Pull every line containing "گیری" from the entries.

### DATASET ROWS
****************
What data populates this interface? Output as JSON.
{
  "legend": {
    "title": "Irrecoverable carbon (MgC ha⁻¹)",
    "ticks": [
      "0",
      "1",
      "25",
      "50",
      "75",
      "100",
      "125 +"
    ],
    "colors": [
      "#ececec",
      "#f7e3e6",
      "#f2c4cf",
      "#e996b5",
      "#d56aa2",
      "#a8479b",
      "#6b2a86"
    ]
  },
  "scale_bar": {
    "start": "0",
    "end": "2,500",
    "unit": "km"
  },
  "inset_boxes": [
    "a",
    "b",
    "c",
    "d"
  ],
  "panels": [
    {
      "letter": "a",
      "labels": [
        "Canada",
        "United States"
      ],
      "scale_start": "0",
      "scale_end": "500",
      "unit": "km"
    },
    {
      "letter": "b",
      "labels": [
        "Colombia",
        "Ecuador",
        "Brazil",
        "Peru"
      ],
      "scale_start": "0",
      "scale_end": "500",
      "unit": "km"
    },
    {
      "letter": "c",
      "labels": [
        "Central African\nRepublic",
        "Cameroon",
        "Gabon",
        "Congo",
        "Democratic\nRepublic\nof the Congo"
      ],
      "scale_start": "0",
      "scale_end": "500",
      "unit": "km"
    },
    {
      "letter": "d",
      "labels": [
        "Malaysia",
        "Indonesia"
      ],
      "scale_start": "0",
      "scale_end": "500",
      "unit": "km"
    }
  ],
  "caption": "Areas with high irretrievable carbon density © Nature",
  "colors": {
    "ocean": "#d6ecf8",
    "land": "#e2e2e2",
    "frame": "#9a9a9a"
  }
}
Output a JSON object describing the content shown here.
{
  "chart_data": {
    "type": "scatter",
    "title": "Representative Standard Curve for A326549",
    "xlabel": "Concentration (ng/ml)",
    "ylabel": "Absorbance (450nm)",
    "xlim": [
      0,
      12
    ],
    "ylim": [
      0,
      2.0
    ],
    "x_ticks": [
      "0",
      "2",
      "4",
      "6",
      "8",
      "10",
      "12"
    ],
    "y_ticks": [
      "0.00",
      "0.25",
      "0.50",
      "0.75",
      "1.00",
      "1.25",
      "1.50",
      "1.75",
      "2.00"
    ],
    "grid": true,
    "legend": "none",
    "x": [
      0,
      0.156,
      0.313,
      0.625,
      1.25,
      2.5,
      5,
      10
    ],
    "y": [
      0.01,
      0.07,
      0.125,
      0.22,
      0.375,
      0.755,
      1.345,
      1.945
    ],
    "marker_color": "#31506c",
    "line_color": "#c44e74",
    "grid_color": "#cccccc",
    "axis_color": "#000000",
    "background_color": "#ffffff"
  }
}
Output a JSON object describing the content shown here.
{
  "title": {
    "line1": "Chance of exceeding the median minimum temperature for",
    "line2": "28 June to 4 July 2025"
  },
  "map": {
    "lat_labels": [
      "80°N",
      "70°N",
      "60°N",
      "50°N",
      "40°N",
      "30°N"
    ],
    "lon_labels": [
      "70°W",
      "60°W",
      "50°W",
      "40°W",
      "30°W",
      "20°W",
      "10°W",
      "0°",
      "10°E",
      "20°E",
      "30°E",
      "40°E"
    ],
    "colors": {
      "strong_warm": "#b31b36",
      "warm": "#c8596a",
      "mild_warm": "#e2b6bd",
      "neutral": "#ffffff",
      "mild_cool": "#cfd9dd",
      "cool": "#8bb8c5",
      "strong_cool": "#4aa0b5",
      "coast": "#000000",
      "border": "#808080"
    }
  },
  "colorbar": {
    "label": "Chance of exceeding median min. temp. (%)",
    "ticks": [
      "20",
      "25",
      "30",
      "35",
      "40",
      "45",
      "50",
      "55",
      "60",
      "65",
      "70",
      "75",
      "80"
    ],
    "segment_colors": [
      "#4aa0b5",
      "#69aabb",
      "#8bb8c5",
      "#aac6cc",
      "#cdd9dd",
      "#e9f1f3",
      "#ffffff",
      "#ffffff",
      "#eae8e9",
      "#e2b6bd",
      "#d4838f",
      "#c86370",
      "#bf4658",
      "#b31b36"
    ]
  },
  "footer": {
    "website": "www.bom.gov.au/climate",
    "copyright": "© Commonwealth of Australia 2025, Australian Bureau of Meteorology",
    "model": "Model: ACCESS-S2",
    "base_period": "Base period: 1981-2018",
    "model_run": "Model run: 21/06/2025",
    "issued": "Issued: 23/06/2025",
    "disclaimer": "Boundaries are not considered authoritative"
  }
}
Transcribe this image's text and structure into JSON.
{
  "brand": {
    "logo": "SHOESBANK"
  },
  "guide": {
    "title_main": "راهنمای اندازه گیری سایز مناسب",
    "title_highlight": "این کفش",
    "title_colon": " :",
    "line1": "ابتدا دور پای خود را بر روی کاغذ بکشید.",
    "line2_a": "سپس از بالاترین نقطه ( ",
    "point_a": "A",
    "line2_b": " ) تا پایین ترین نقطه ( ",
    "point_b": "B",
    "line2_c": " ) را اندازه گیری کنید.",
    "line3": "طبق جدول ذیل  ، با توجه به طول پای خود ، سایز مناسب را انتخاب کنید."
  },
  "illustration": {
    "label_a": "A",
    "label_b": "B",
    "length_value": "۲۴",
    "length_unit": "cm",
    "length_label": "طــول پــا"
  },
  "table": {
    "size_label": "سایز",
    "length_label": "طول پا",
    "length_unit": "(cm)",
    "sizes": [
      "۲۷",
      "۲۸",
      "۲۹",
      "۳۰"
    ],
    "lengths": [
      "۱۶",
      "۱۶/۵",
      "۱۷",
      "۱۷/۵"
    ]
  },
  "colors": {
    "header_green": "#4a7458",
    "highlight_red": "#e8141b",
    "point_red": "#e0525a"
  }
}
****************
### RESPONSE
    "title_main": "راهنمای اندازه گیری سایز مناسب",
    "line2_c": " ) را اندازه گیری کنید.",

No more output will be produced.